- **WRITTEN EXERCISE**:
Return a copy of each line that holds the string "JSON".

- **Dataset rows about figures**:

===============

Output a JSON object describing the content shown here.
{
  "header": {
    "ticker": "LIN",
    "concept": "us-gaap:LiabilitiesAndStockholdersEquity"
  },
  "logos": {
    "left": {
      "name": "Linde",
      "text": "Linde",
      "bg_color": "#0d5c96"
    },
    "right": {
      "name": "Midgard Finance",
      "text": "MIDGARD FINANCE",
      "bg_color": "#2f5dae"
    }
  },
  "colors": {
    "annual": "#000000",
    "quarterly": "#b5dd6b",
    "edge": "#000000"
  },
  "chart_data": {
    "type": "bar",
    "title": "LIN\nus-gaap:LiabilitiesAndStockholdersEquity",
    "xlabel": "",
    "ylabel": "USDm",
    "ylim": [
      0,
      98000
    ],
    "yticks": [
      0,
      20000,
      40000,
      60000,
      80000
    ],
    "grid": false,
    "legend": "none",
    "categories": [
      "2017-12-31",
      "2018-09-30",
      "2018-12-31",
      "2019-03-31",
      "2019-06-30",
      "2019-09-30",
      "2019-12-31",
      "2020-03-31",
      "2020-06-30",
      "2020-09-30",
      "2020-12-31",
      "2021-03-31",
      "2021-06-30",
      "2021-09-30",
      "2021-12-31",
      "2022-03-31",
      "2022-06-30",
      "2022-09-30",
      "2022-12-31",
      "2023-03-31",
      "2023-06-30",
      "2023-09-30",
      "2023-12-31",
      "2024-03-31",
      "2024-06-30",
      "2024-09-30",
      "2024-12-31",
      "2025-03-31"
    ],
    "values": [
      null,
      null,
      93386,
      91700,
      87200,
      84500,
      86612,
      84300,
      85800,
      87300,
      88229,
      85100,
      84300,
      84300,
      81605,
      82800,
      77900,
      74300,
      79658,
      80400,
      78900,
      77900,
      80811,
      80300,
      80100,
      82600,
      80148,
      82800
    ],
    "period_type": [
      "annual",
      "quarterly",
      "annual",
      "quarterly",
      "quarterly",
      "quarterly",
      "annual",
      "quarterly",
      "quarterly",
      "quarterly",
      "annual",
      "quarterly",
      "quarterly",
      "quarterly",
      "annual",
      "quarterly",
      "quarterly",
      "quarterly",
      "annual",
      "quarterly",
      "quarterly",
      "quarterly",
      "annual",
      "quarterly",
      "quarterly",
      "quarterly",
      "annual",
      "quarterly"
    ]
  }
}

===============

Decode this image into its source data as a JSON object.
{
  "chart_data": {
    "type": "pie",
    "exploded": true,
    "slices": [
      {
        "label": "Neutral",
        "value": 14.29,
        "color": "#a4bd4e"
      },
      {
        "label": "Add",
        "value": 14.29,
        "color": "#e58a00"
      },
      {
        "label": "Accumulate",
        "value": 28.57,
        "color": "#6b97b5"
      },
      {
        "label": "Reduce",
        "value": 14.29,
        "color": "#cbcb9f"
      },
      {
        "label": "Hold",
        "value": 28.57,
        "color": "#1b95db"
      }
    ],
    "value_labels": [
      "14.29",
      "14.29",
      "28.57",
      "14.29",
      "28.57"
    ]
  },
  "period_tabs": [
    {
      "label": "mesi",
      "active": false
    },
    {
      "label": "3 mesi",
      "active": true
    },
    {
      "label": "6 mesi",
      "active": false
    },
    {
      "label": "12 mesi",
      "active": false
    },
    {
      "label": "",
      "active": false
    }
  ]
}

===============

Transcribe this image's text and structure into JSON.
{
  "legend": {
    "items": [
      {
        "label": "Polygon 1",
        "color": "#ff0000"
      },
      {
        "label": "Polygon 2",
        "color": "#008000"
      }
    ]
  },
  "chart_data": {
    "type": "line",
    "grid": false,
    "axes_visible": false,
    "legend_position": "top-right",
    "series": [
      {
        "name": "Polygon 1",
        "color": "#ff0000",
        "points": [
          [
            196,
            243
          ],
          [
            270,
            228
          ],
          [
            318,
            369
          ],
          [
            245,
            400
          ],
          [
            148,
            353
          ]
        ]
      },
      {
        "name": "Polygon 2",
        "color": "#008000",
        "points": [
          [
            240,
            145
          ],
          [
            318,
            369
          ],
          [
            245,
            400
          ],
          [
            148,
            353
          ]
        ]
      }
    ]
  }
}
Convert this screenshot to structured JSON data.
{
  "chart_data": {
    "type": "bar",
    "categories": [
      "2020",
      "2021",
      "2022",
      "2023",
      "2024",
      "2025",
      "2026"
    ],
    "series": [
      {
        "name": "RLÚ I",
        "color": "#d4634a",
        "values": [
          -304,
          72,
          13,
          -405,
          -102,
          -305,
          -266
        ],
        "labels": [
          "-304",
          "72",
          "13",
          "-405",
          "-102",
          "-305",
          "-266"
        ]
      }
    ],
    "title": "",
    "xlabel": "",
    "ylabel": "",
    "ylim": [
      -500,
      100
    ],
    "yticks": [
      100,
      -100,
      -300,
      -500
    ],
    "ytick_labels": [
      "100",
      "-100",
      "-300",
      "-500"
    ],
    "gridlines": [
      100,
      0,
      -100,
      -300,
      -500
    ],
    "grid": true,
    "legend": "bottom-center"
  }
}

===============

- **RESULT OF THE TASK**:
Output a JSON object describing the content shown here.
Decode this image into its source data as a JSON object.
Transcribe this image's text and structure into JSON.
Convert this screenshot to structured JSON data.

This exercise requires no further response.